### EXERCISE DESCRIPTION
Go over the entries below line by line, copying each one that contains the word "enables".

### INFORMATION SUPPLIED
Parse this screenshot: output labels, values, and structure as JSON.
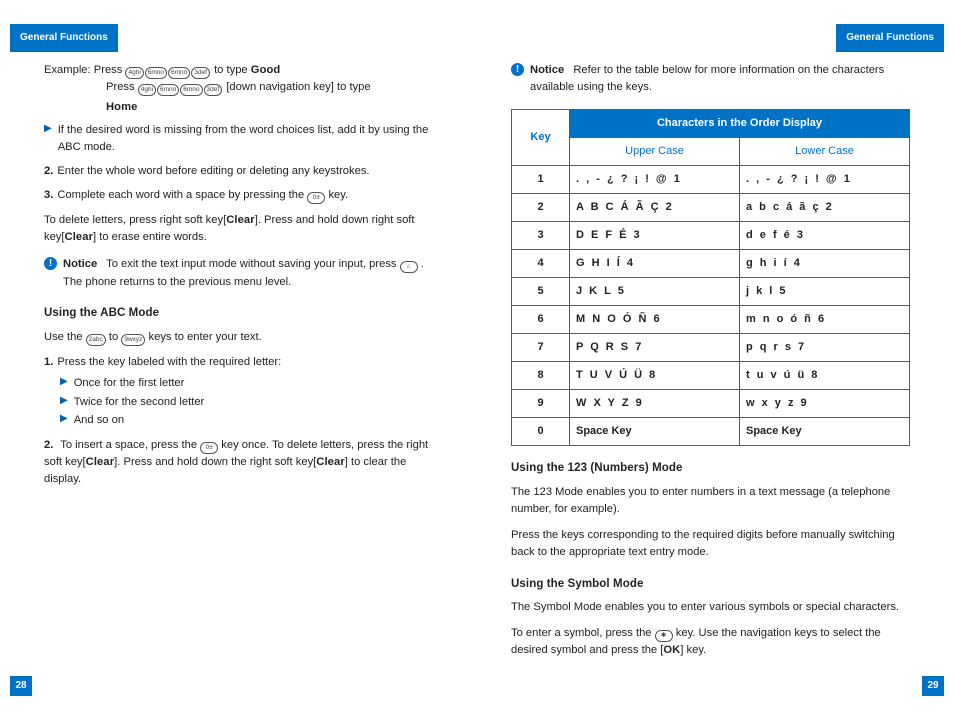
{
  "headers": {
    "left_tab": "General Functions",
    "right_tab": "General Functions",
    "page_left": "28",
    "page_right": "29"
  },
  "left": {
    "ex_label": "Example:",
    "ex1a": "Press",
    "ex1b": "to type",
    "ex1word": "Good",
    "ex2a": "Press",
    "ex2b": "[down navigation key] to type",
    "ex2word": "Home",
    "ex_keys1": [
      "4ghi",
      "6mno",
      "6mno",
      "3def"
    ],
    "ex_keys2": [
      "4ghi",
      "6mno",
      "6mno",
      "3def"
    ],
    "bullet_missing": "If the desired word is missing from the word choices list, add it by using the ABC mode.",
    "step2": "Enter the whole word before editing or deleting any keystrokes.",
    "step3a": "Complete each word with a space by pressing the",
    "step3key": "0±",
    "step3b": "key.",
    "delete": "To delete letters, press right soft key[",
    "clear": "Clear",
    "delete_b": "]. Press and hold down right soft key[",
    "delete_c": "] to erase entire words.",
    "notice1_a": "To exit the text input mode without saving your input, press",
    "notice1_key": "⌂",
    "notice1_b": ". The phone returns to the previous menu level.",
    "abc_heading": "Using the ABC Mode",
    "abc_intro_a": "Use the",
    "abc_key1": "2abc",
    "abc_intro_to": "to",
    "abc_key2": "9wxyz",
    "abc_intro_b": "keys to enter your text.",
    "abc_step1": "Press the key labeled with the required letter:",
    "abc_sub": [
      "Once for the first letter",
      "Twice for the second letter",
      "And so on"
    ],
    "abc_step2_a": "To insert a space, press the",
    "abc_step2_key": "0±",
    "abc_step2_b": "key once. To delete letters, press the right soft key[",
    "abc_step2_c": "]. Press and hold down the right soft key[",
    "abc_step2_d": "] to clear the display."
  },
  "right": {
    "notice_text": "Refer to the table below for more information on the characters available using the keys.",
    "table": {
      "key_header": "Key",
      "title": "Characters in the Order Display",
      "upper": "Upper Case",
      "lower": "Lower Case",
      "rows": [
        {
          "k": "1",
          "u": ". , - ¿ ? ¡ ! @ 1",
          "l": ". , - ¿ ? ¡ ! @ 1"
        },
        {
          "k": "2",
          "u": "A B C Á Ã Ç 2",
          "l": "a b c á ã ç 2"
        },
        {
          "k": "3",
          "u": "D E F É 3",
          "l": "d e f é 3"
        },
        {
          "k": "4",
          "u": "G H I Í 4",
          "l": "g h i í 4"
        },
        {
          "k": "5",
          "u": "J K L 5",
          "l": "j k l 5"
        },
        {
          "k": "6",
          "u": "M N O Ó Ñ 6",
          "l": "m n o ó ñ 6"
        },
        {
          "k": "7",
          "u": "P Q R S 7",
          "l": "p q r s 7"
        },
        {
          "k": "8",
          "u": "T U V Ú Ü 8",
          "l": "t u v ú ü 8"
        },
        {
          "k": "9",
          "u": "W X Y Z 9",
          "l": "w x y z 9"
        },
        {
          "k": "0",
          "u": "Space Key",
          "l": "Space Key"
        }
      ]
    },
    "num_heading": "Using the 123 (Numbers) Mode",
    "num_p1": "The 123 Mode enables you to enter numbers in a text message (a telephone number, for example).",
    "num_p2": "Press the keys corresponding to the required digits before manually switching back to the appropriate text entry mode.",
    "sym_heading": "Using the Symbol Mode",
    "sym_p1": "The Symbol Mode enables you to enter various symbols or special characters.",
    "sym_p2a": "To enter a symbol, press the",
    "sym_key": "✱",
    "sym_p2b": "key. Use the navigation keys to select the desired symbol and press the [",
    "ok": "OK",
    "sym_p2c": "] key."
  },
  "labels": {
    "notice": "Notice"
  }
}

### SOLUTION FOR THIS PROBLEM
    "num_p1": "The 123 Mode enables you to enter numbers in a text message (a telephone number, for example).",
    "sym_p1": "The Symbol Mode enables you to enter various symbols or special characters.",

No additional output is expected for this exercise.